• _What to do_
Below are records to transcribe exactly, without their pictures.

(Dataset entries)
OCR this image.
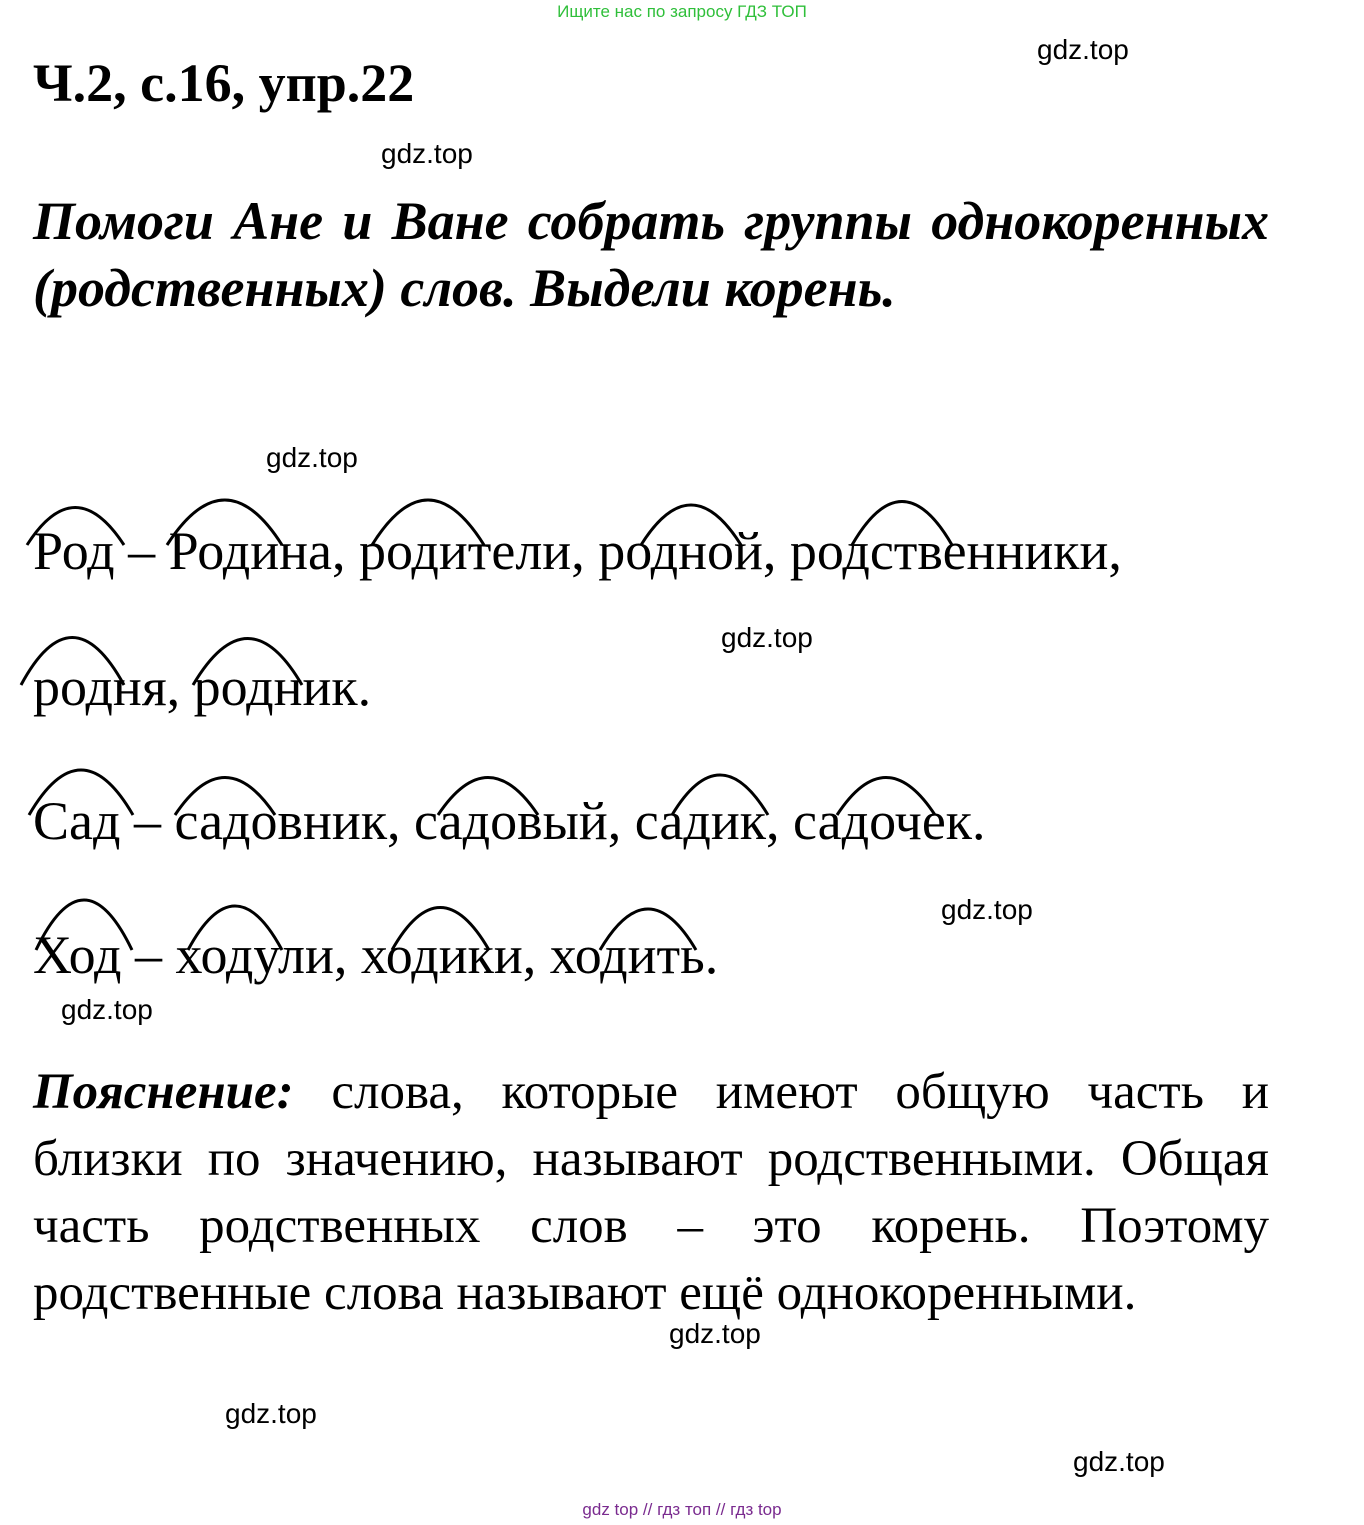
Ищите нас по запросу ГДЗ ТОП
gdz.top
gdz.top
gdz.top
gdz.top
gdz.top
gdz.top
gdz.top
gdz.top
gdz.top
Ч.2, с.16, упр.22
Помоги Ане и Ване собрать группы однокоренных (родственных) слов. Выдели корень.
Род – Родина, родители, родной, родственники,
родня, родник.
Сад – садовник, садовый, садик, садочек.
Ход – ходули, ходики, ходить.
Пояснение: слова, которые имеют общую часть и близки по значению, называют родственными. Общая часть родственных слов – это корень. Поэтому родственные слова называют ещё однокоренными.
gdz top // гдз топ // гдз top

• _Written reply_
OCR this image.
Ищите нас по запросу ГДЗ ТОП
gdz.top
gdz.top
gdz.top
gdz.top
gdz.top
gdz.top
gdz.top
gdz.top
gdz.top
Ч.2, с.16, упр.22
Помоги Ане и Ване собрать группы однокоренных (родственных) слов. Выдели корень.
Род – Родина, родители, родной, родственники,
родня, родник.
Сад – садовник, садовый, садик, садочек.
Ход – ходули, ходики, ходить.
Пояснение: слова, которые имеют общую часть и близки по значению, называют родственными. Общая часть родственных слов – это корень. Поэтому родственные слова называют ещё однокоренными.
gdz top // гдз топ // гдз top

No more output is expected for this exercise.